• [Given instruction]
Leave the pictures out, and retype all of the material exactly as written.

##########

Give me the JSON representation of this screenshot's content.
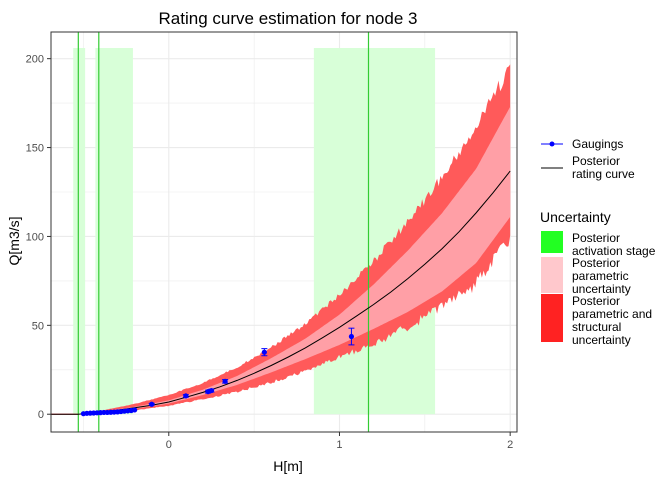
{
  "chart_data": {
    "type": "line",
    "title": "Rating curve estimation for node 3",
    "xlabel": "H[m]",
    "ylabel": "Q[m3/s]",
    "xlim": [
      -0.69,
      2.04
    ],
    "ylim": [
      -10,
      215
    ],
    "x_ticks": [
      0,
      1,
      2
    ],
    "y_ticks": [
      0,
      50,
      100,
      150,
      200
    ],
    "grid": true,
    "legend_position": "right",
    "colors": {
      "gaugings": "#0000ff",
      "posterior_curve": "#000000",
      "activation_band": "#d8ffd8",
      "activation_line": "#33cc33",
      "parametric": "#ff9fa6",
      "structural": "#ff5a5a",
      "panel_border": "#333333",
      "grid": "#ebebeb"
    },
    "activation_stage_lines": [
      -0.53,
      -0.41,
      1.17
    ],
    "activation_stage_bands": [
      [
        -0.56,
        -0.49
      ],
      [
        -0.43,
        -0.21
      ],
      [
        0.85,
        1.56
      ]
    ],
    "band_top": 206,
    "posterior_curve": {
      "x": [
        -0.69,
        -0.53,
        -0.5,
        -0.4,
        -0.3,
        -0.2,
        -0.1,
        0.0,
        0.1,
        0.2,
        0.3,
        0.4,
        0.5,
        0.6,
        0.7,
        0.8,
        0.9,
        1.0,
        1.1,
        1.2,
        1.3,
        1.4,
        1.5,
        1.6,
        1.7,
        1.8,
        1.9,
        2.0
      ],
      "y": [
        0,
        0,
        0.3,
        1.2,
        2.3,
        3.6,
        5.0,
        6.9,
        9.5,
        12.3,
        15.4,
        19.0,
        23.0,
        27.4,
        32.2,
        37.3,
        43.0,
        48.9,
        55.2,
        61.7,
        68.7,
        76.3,
        84.4,
        93.0,
        102.6,
        113.2,
        124.6,
        136.8
      ]
    },
    "parametric_uncertainty": {
      "x": [
        -0.53,
        -0.4,
        -0.2,
        0.0,
        0.2,
        0.4,
        0.6,
        0.8,
        1.0,
        1.2,
        1.4,
        1.6,
        1.8,
        2.0
      ],
      "lower": [
        0,
        1.0,
        3.0,
        6.0,
        10.8,
        16.5,
        23.5,
        31.0,
        39.0,
        48.0,
        57.5,
        69.0,
        85.0,
        111.0
      ],
      "upper": [
        0,
        1.4,
        4.2,
        7.8,
        13.8,
        21.5,
        31.5,
        42.5,
        56.0,
        73.0,
        92.0,
        113.0,
        138.0,
        173.0
      ]
    },
    "structural_uncertainty": {
      "x": [
        -0.53,
        -0.4,
        -0.2,
        0.0,
        0.2,
        0.4,
        0.6,
        0.8,
        1.0,
        1.2,
        1.4,
        1.6,
        1.8,
        2.0
      ],
      "lower": [
        0,
        0.6,
        2.0,
        4.5,
        8.0,
        12.0,
        17.0,
        23.0,
        30.5,
        37.5,
        46.5,
        56.5,
        69.5,
        95.0
      ],
      "upper": [
        0,
        2.0,
        6.0,
        11.0,
        18.0,
        27.0,
        38.5,
        52.0,
        68.5,
        88.0,
        111.0,
        136.0,
        165.0,
        200.0
      ]
    },
    "gaugings": {
      "x": [
        -0.5,
        -0.48,
        -0.46,
        -0.44,
        -0.42,
        -0.4,
        -0.38,
        -0.36,
        -0.34,
        -0.32,
        -0.3,
        -0.28,
        -0.26,
        -0.24,
        -0.22,
        -0.2,
        -0.1,
        0.1,
        0.23,
        0.25,
        0.33,
        0.56,
        1.07
      ],
      "y": [
        0.3,
        0.5,
        0.6,
        0.7,
        0.8,
        0.9,
        1.0,
        1.0,
        1.1,
        1.2,
        1.3,
        1.5,
        1.7,
        1.9,
        2.1,
        2.4,
        5.6,
        10.3,
        12.7,
        13.3,
        18.5,
        34.9,
        43.7
      ],
      "err": [
        0.1,
        0.1,
        0.1,
        0.1,
        0.1,
        0.1,
        0.1,
        0.1,
        0.1,
        0.1,
        0.1,
        0.1,
        0.1,
        0.1,
        0.1,
        0.2,
        0.5,
        0.7,
        0.8,
        0.8,
        1.0,
        2.0,
        4.7
      ]
    },
    "legend": {
      "gaugings": "Gaugings",
      "posterior_line1": "Posterior",
      "posterior_line2": "rating curve",
      "uncertainty_title": "Uncertainty",
      "activation_line1": "Posterior",
      "activation_line2": "activation stage",
      "parametric_line1": "Posterior",
      "parametric_line2": "parametric",
      "parametric_line3": "uncertainty",
      "structural_line1": "Posterior",
      "structural_line2": "parametric and",
      "structural_line3": "structural",
      "structural_line4": "uncertainty"
    }
  }
}
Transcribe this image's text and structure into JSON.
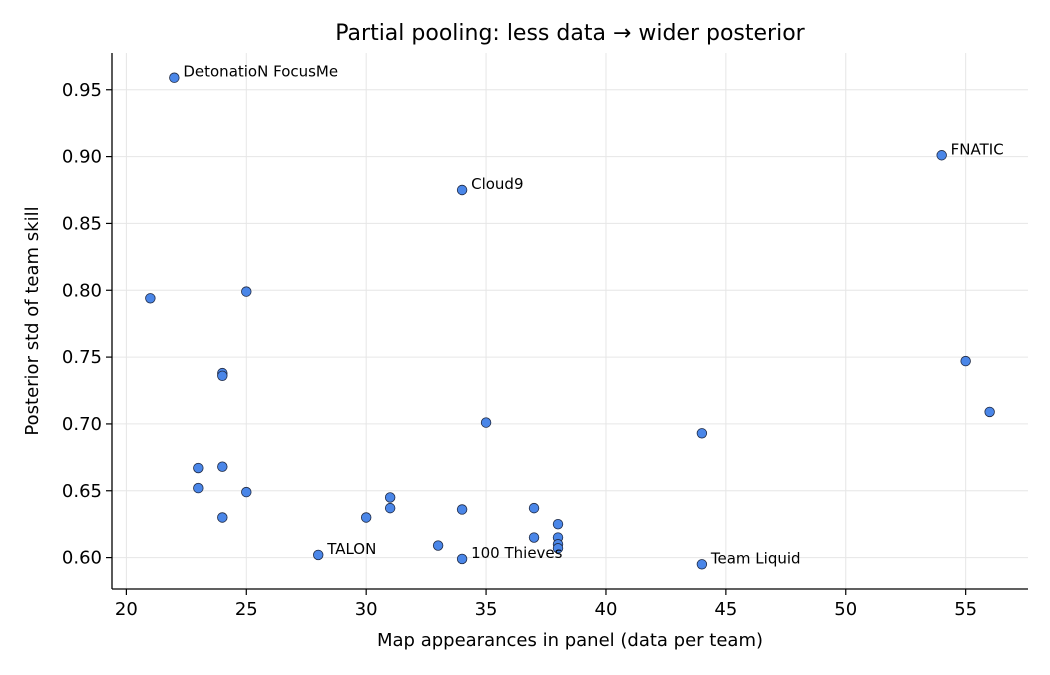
{
  "chart_data": {
    "type": "scatter",
    "title": "Partial pooling: less data → wider posterior",
    "xlabel": "Map appearances in panel (data per team)",
    "ylabel": "Posterior std of team skill",
    "xlim": [
      19.4,
      57.6
    ],
    "ylim": [
      0.5765,
      0.9775
    ],
    "xticks": [
      20,
      25,
      30,
      35,
      40,
      45,
      50,
      55
    ],
    "yticks": [
      0.6,
      0.65,
      0.7,
      0.75,
      0.8,
      0.85,
      0.9,
      0.95
    ],
    "ytick_labels": [
      "0.60",
      "0.65",
      "0.70",
      "0.75",
      "0.80",
      "0.85",
      "0.90",
      "0.95"
    ],
    "grid": true,
    "point_color": "#4a86e8",
    "points": [
      {
        "x": 22,
        "y": 0.959,
        "label": "DetonatioN FocusMe"
      },
      {
        "x": 54,
        "y": 0.901,
        "label": "FNATIC"
      },
      {
        "x": 34,
        "y": 0.875,
        "label": "Cloud9"
      },
      {
        "x": 21,
        "y": 0.794
      },
      {
        "x": 25,
        "y": 0.799
      },
      {
        "x": 55,
        "y": 0.747
      },
      {
        "x": 24,
        "y": 0.738
      },
      {
        "x": 24,
        "y": 0.736
      },
      {
        "x": 56,
        "y": 0.709
      },
      {
        "x": 35,
        "y": 0.701
      },
      {
        "x": 44,
        "y": 0.693
      },
      {
        "x": 23,
        "y": 0.667
      },
      {
        "x": 24,
        "y": 0.668
      },
      {
        "x": 23,
        "y": 0.652
      },
      {
        "x": 25,
        "y": 0.649
      },
      {
        "x": 24,
        "y": 0.63
      },
      {
        "x": 31,
        "y": 0.645
      },
      {
        "x": 31,
        "y": 0.637
      },
      {
        "x": 30,
        "y": 0.63
      },
      {
        "x": 34,
        "y": 0.636
      },
      {
        "x": 37,
        "y": 0.637
      },
      {
        "x": 38,
        "y": 0.625
      },
      {
        "x": 37,
        "y": 0.615
      },
      {
        "x": 38,
        "y": 0.615
      },
      {
        "x": 38,
        "y": 0.61
      },
      {
        "x": 38,
        "y": 0.607
      },
      {
        "x": 33,
        "y": 0.609
      },
      {
        "x": 28,
        "y": 0.602,
        "label": "TALON"
      },
      {
        "x": 34,
        "y": 0.599,
        "label": "100 Thieves"
      },
      {
        "x": 44,
        "y": 0.595,
        "label": "Team Liquid"
      }
    ]
  }
}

##########

• [Expected answer]
Give me the JSON representation of this screenshot's content.
{
  "chart_data": {
    "type": "line",
    "title": "Rating curve estimation for node 3",
    "xlabel": "H[m]",
    "ylabel": "Q[m3/s]",
    "xlim": [
      -0.69,
      2.04
    ],
    "ylim": [
      -10,
      215
    ],
    "x_ticks": [
      0,
      1,
      2
    ],
    "y_ticks": [
      0,
      50,
      100,
      150,
      200
    ],
    "grid": true,
    "legend_position": "right",
    "colors": {
      "gaugings": "#0000ff",
      "posterior_curve": "#000000",
      "activation_band": "#d8ffd8",
      "activation_line": "#33cc33",
      "parametric": "#ff9fa6",
      "structural": "#ff5a5a",
      "panel_border": "#333333",
      "grid": "#ebebeb"
    },
    "activation_stage_lines": [
      -0.53,
      -0.41,
      1.17
    ],
    "activation_stage_bands": [
      [
        -0.56,
        -0.49
      ],
      [
        -0.43,
        -0.21
      ],
      [
        0.85,
        1.56
      ]
    ],
    "band_top": 206,
    "posterior_curve": {
      "x": [
        -0.69,
        -0.53,
        -0.5,
        -0.4,
        -0.3,
        -0.2,
        -0.1,
        0.0,
        0.1,
        0.2,
        0.3,
        0.4,
        0.5,
        0.6,
        0.7,
        0.8,
        0.9,
        1.0,
        1.1,
        1.2,
        1.3,
        1.4,
        1.5,
        1.6,
        1.7,
        1.8,
        1.9,
        2.0
      ],
      "y": [
        0,
        0,
        0.3,
        1.2,
        2.3,
        3.6,
        5.0,
        6.9,
        9.5,
        12.3,
        15.4,
        19.0,
        23.0,
        27.4,
        32.2,
        37.3,
        43.0,
        48.9,
        55.2,
        61.7,
        68.7,
        76.3,
        84.4,
        93.0,
        102.6,
        113.2,
        124.6,
        136.8
      ]
    },
    "parametric_uncertainty": {
      "x": [
        -0.53,
        -0.4,
        -0.2,
        0.0,
        0.2,
        0.4,
        0.6,
        0.8,
        1.0,
        1.2,
        1.4,
        1.6,
        1.8,
        2.0
      ],
      "lower": [
        0,
        1.0,
        3.0,
        6.0,
        10.8,
        16.5,
        23.5,
        31.0,
        39.0,
        48.0,
        57.5,
        69.0,
        85.0,
        111.0
      ],
      "upper": [
        0,
        1.4,
        4.2,
        7.8,
        13.8,
        21.5,
        31.5,
        42.5,
        56.0,
        73.0,
        92.0,
        113.0,
        138.0,
        173.0
      ]
    },
    "structural_uncertainty": {
      "x": [
        -0.53,
        -0.4,
        -0.2,
        0.0,
        0.2,
        0.4,
        0.6,
        0.8,
        1.0,
        1.2,
        1.4,
        1.6,
        1.8,
        2.0
      ],
      "lower": [
        0,
        0.6,
        2.0,
        4.5,
        8.0,
        12.0,
        17.0,
        23.0,
        30.5,
        37.5,
        46.5,
        56.5,
        69.5,
        95.0
      ],
      "upper": [
        0,
        2.0,
        6.0,
        11.0,
        18.0,
        27.0,
        38.5,
        52.0,
        68.5,
        88.0,
        111.0,
        136.0,
        165.0,
        200.0
      ]
    },
    "gaugings": {
      "x": [
        -0.5,
        -0.48,
        -0.46,
        -0.44,
        -0.42,
        -0.4,
        -0.38,
        -0.36,
        -0.34,
        -0.32,
        -0.3,
        -0.28,
        -0.26,
        -0.24,
        -0.22,
        -0.2,
        -0.1,
        0.1,
        0.23,
        0.25,
        0.33,
        0.56,
        1.07
      ],
      "y": [
        0.3,
        0.5,
        0.6,
        0.7,
        0.8,
        0.9,
        1.0,
        1.0,
        1.1,
        1.2,
        1.3,
        1.5,
        1.7,
        1.9,
        2.1,
        2.4,
        5.6,
        10.3,
        12.7,
        13.3,
        18.5,
        34.9,
        43.7
      ],
      "err": [
        0.1,
        0.1,
        0.1,
        0.1,
        0.1,
        0.1,
        0.1,
        0.1,
        0.1,
        0.1,
        0.1,
        0.1,
        0.1,
        0.1,
        0.1,
        0.2,
        0.5,
        0.7,
        0.8,
        0.8,
        1.0,
        2.0,
        4.7
      ]
    },
    "legend": {
      "gaugings": "Gaugings",
      "posterior_line1": "Posterior",
      "posterior_line2": "rating curve",
      "uncertainty_title": "Uncertainty",
      "activation_line1": "Posterior",
      "activation_line2": "activation stage",
      "parametric_line1": "Posterior",
      "parametric_line2": "parametric",
      "parametric_line3": "uncertainty",
      "structural_line1": "Posterior",
      "structural_line2": "parametric and",
      "structural_line3": "structural",
      "structural_line4": "uncertainty"
    }
  }
}
Transcribe this image's text and structure into JSON.
{
  "chart_data": {
    "type": "scatter",
    "title": "Partial pooling: less data → wider posterior",
    "xlabel": "Map appearances in panel (data per team)",
    "ylabel": "Posterior std of team skill",
    "xlim": [
      19.4,
      57.6
    ],
    "ylim": [
      0.5765,
      0.9775
    ],
    "xticks": [
      20,
      25,
      30,
      35,
      40,
      45,
      50,
      55
    ],
    "yticks": [
      0.6,
      0.65,
      0.7,
      0.75,
      0.8,
      0.85,
      0.9,
      0.95
    ],
    "ytick_labels": [
      "0.60",
      "0.65",
      "0.70",
      "0.75",
      "0.80",
      "0.85",
      "0.90",
      "0.95"
    ],
    "grid": true,
    "point_color": "#4a86e8",
    "points": [
      {
        "x": 22,
        "y": 0.959,
        "label": "DetonatioN FocusMe"
      },
      {
        "x": 54,
        "y": 0.901,
        "label": "FNATIC"
      },
      {
        "x": 34,
        "y": 0.875,
        "label": "Cloud9"
      },
      {
        "x": 21,
        "y": 0.794
      },
      {
        "x": 25,
        "y": 0.799
      },
      {
        "x": 55,
        "y": 0.747
      },
      {
        "x": 24,
        "y": 0.738
      },
      {
        "x": 24,
        "y": 0.736
      },
      {
        "x": 56,
        "y": 0.709
      },
      {
        "x": 35,
        "y": 0.701
      },
      {
        "x": 44,
        "y": 0.693
      },
      {
        "x": 23,
        "y": 0.667
      },
      {
        "x": 24,
        "y": 0.668
      },
      {
        "x": 23,
        "y": 0.652
      },
      {
        "x": 25,
        "y": 0.649
      },
      {
        "x": 24,
        "y": 0.63
      },
      {
        "x": 31,
        "y": 0.645
      },
      {
        "x": 31,
        "y": 0.637
      },
      {
        "x": 30,
        "y": 0.63
      },
      {
        "x": 34,
        "y": 0.636
      },
      {
        "x": 37,
        "y": 0.637
      },
      {
        "x": 38,
        "y": 0.625
      },
      {
        "x": 37,
        "y": 0.615
      },
      {
        "x": 38,
        "y": 0.615
      },
      {
        "x": 38,
        "y": 0.61
      },
      {
        "x": 38,
        "y": 0.607
      },
      {
        "x": 33,
        "y": 0.609
      },
      {
        "x": 28,
        "y": 0.602,
        "label": "TALON"
      },
      {
        "x": 34,
        "y": 0.599,
        "label": "100 Thieves"
      },
      {
        "x": 44,
        "y": 0.595,
        "label": "Team Liquid"
      }
    ]
  }
}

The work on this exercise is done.